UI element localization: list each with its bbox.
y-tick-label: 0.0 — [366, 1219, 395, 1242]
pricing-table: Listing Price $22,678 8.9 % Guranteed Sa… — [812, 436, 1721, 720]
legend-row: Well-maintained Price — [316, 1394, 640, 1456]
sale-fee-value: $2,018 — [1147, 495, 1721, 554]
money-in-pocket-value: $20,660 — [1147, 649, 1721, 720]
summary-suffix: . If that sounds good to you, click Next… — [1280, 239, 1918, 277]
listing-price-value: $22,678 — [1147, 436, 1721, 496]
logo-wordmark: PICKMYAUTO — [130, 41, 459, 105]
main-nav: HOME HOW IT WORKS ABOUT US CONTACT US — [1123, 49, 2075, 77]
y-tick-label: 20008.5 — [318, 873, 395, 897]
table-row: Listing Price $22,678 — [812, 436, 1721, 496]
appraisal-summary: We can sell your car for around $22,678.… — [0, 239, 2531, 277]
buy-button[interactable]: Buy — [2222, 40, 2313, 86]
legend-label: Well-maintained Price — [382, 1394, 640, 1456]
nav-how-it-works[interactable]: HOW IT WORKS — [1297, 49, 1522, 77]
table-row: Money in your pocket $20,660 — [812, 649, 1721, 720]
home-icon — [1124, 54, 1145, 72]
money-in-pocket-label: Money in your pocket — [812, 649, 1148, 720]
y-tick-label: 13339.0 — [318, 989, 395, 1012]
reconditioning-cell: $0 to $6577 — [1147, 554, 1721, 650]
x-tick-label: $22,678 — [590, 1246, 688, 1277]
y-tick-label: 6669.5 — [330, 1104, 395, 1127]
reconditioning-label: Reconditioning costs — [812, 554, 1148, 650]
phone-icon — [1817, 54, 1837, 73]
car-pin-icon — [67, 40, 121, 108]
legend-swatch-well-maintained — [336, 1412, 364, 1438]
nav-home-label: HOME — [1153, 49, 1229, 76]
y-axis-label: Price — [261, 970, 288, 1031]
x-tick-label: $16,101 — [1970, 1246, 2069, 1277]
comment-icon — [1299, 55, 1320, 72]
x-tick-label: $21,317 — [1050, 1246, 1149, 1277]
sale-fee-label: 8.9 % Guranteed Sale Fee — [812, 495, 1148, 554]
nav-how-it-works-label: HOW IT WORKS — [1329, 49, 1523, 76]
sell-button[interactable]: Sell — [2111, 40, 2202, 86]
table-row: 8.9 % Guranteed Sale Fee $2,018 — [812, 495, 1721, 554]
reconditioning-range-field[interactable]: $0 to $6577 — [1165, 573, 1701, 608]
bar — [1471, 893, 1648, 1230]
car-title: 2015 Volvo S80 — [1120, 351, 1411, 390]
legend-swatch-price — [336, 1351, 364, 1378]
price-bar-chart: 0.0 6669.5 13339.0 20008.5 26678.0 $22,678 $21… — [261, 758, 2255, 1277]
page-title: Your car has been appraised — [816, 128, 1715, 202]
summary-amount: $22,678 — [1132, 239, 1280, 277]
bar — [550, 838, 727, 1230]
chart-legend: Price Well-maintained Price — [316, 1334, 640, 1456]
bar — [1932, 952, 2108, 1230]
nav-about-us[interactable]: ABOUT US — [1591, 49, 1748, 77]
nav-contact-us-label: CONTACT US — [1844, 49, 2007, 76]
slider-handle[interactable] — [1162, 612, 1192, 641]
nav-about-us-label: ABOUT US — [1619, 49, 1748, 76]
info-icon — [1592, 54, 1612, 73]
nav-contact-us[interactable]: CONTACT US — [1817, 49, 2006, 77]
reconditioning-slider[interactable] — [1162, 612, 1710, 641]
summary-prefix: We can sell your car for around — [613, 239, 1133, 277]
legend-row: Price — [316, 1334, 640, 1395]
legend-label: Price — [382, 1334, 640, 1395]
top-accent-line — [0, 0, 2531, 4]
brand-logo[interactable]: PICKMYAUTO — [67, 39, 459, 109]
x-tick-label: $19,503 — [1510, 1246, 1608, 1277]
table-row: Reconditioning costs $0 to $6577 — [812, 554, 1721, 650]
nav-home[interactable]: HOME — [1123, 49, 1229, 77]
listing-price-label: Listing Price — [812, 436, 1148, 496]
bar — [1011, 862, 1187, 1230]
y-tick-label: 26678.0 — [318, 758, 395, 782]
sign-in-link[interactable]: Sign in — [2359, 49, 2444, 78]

▶ [GIVEN TASK]:
Reproduce each of the items above line for line, keeping every character unchanged.

▶ [REPLY]:
UI element localization: list each with its bbox.
y-tick-label: 0.0 — [366, 1219, 395, 1242]
pricing-table: Listing Price $22,678 8.9 % Guranteed Sa… — [812, 436, 1721, 720]
legend-row: Well-maintained Price — [316, 1394, 640, 1456]
sale-fee-value: $2,018 — [1147, 495, 1721, 554]
money-in-pocket-value: $20,660 — [1147, 649, 1721, 720]
summary-suffix: . If that sounds good to you, click Next… — [1280, 239, 1918, 277]
listing-price-value: $22,678 — [1147, 436, 1721, 496]
logo-wordmark: PICKMYAUTO — [130, 41, 459, 105]
main-nav: HOME HOW IT WORKS ABOUT US CONTACT US — [1123, 49, 2075, 77]
y-tick-label: 20008.5 — [318, 873, 395, 897]
table-row: Listing Price $22,678 — [812, 436, 1721, 496]
appraisal-summary: We can sell your car for around $22,678.… — [0, 239, 2531, 277]
buy-button[interactable]: Buy — [2222, 40, 2313, 86]
legend-label: Well-maintained Price — [382, 1394, 640, 1456]
nav-how-it-works[interactable]: HOW IT WORKS — [1297, 49, 1522, 77]
table-row: Money in your pocket $20,660 — [812, 649, 1721, 720]
home-icon — [1124, 54, 1145, 72]
money-in-pocket-label: Money in your pocket — [812, 649, 1148, 720]
y-tick-label: 13339.0 — [318, 989, 395, 1012]
reconditioning-cell: $0 to $6577 — [1147, 554, 1721, 650]
x-tick-label: $22,678 — [590, 1246, 688, 1277]
y-tick-label: 6669.5 — [330, 1104, 395, 1127]
reconditioning-label: Reconditioning costs — [812, 554, 1148, 650]
phone-icon — [1817, 54, 1837, 73]
car-pin-icon — [67, 40, 121, 108]
legend-swatch-well-maintained — [336, 1412, 364, 1438]
nav-home-label: HOME — [1153, 49, 1229, 76]
y-axis-label: Price — [261, 970, 288, 1031]
x-tick-label: $16,101 — [1970, 1246, 2069, 1277]
comment-icon — [1299, 55, 1320, 72]
x-tick-label: $21,317 — [1050, 1246, 1149, 1277]
sale-fee-label: 8.9 % Guranteed Sale Fee — [812, 495, 1148, 554]
nav-how-it-works-label: HOW IT WORKS — [1329, 49, 1523, 76]
sell-button[interactable]: Sell — [2111, 40, 2202, 86]
table-row: 8.9 % Guranteed Sale Fee $2,018 — [812, 495, 1721, 554]
reconditioning-range-field[interactable]: $0 to $6577 — [1165, 573, 1701, 608]
bar — [1471, 893, 1648, 1230]
car-title: 2015 Volvo S80 — [1120, 351, 1411, 390]
legend-swatch-price — [336, 1351, 364, 1378]
price-bar-chart: 0.0 6669.5 13339.0 20008.5 26678.0 $22,678 $21… — [261, 758, 2255, 1277]
page-title: Your car has been appraised — [816, 128, 1715, 202]
summary-amount: $22,678 — [1132, 239, 1280, 277]
bar — [550, 838, 727, 1230]
chart-legend: Price Well-maintained Price — [316, 1334, 640, 1456]
bar — [1932, 952, 2108, 1230]
nav-about-us[interactable]: ABOUT US — [1591, 49, 1748, 77]
nav-contact-us-label: CONTACT US — [1844, 49, 2007, 76]
slider-handle[interactable] — [1162, 612, 1192, 641]
nav-about-us-label: ABOUT US — [1619, 49, 1748, 76]
info-icon — [1592, 54, 1612, 73]
nav-contact-us[interactable]: CONTACT US — [1817, 49, 2006, 77]
reconditioning-slider[interactable] — [1162, 612, 1710, 641]
summary-prefix: We can sell your car for around — [613, 239, 1133, 277]
legend-row: Price — [316, 1334, 640, 1395]
legend-label: Price — [382, 1334, 640, 1395]
top-accent-line — [0, 0, 2531, 4]
brand-logo[interactable]: PICKMYAUTO — [67, 39, 459, 109]
x-tick-label: $19,503 — [1510, 1246, 1608, 1277]
table-row: Reconditioning costs $0 to $6577 — [812, 554, 1721, 650]
nav-home[interactable]: HOME — [1123, 49, 1229, 77]
listing-price-label: Listing Price — [812, 436, 1148, 496]
bar — [1011, 862, 1187, 1230]
y-tick-label: 26678.0 — [318, 758, 395, 782]
sign-in-link[interactable]: Sign in — [2359, 49, 2444, 78]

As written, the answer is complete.